[Figure record extracts]
○ ○ ○
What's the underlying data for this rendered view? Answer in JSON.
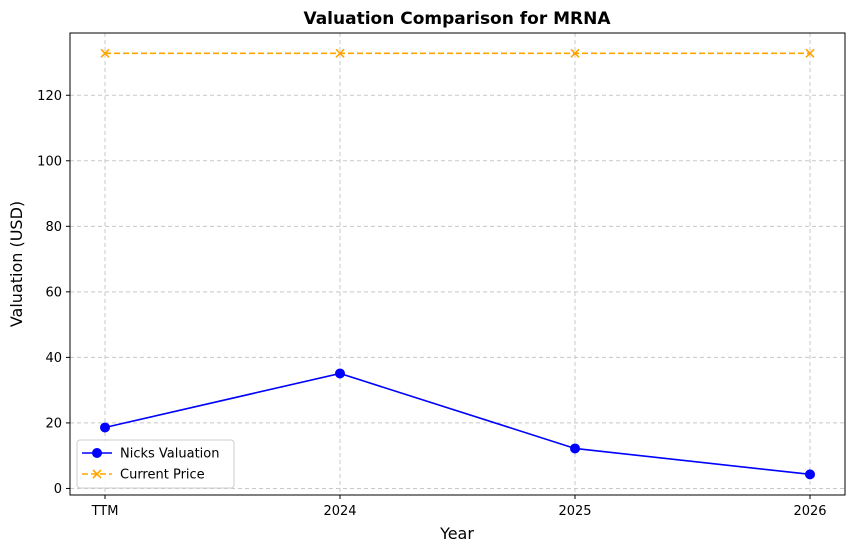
{
  "chart_data": {
    "type": "line",
    "title": "Valuation Comparison for MRNA",
    "xlabel": "Year",
    "ylabel": "Valuation (USD)",
    "categories": [
      "TTM",
      "2024",
      "2025",
      "2026"
    ],
    "ylim": [
      -2,
      139
    ],
    "yticks": [
      0,
      20,
      40,
      60,
      80,
      100,
      120
    ],
    "grid": true,
    "legend_position": "lower-left",
    "series": [
      {
        "name": "Nicks Valuation",
        "values": [
          18.6,
          35.1,
          12.2,
          4.3
        ],
        "color": "#0000ff",
        "line_style": "solid",
        "marker": "circle"
      },
      {
        "name": "Current Price",
        "values": [
          132.8,
          132.8,
          132.8,
          132.8
        ],
        "color": "#ffa500",
        "line_style": "dashed",
        "marker": "x"
      }
    ]
  }
}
○ ○ ○
**ACTIVITY**
Find every line above that contains the word "Valuation", and return each one.

**SOLUTION FOR THIS PROBLEM**
    "title": "Valuation Comparison for MRNA",
    "ylabel": "Valuation (USD)",
        "name": "Nicks Valuation",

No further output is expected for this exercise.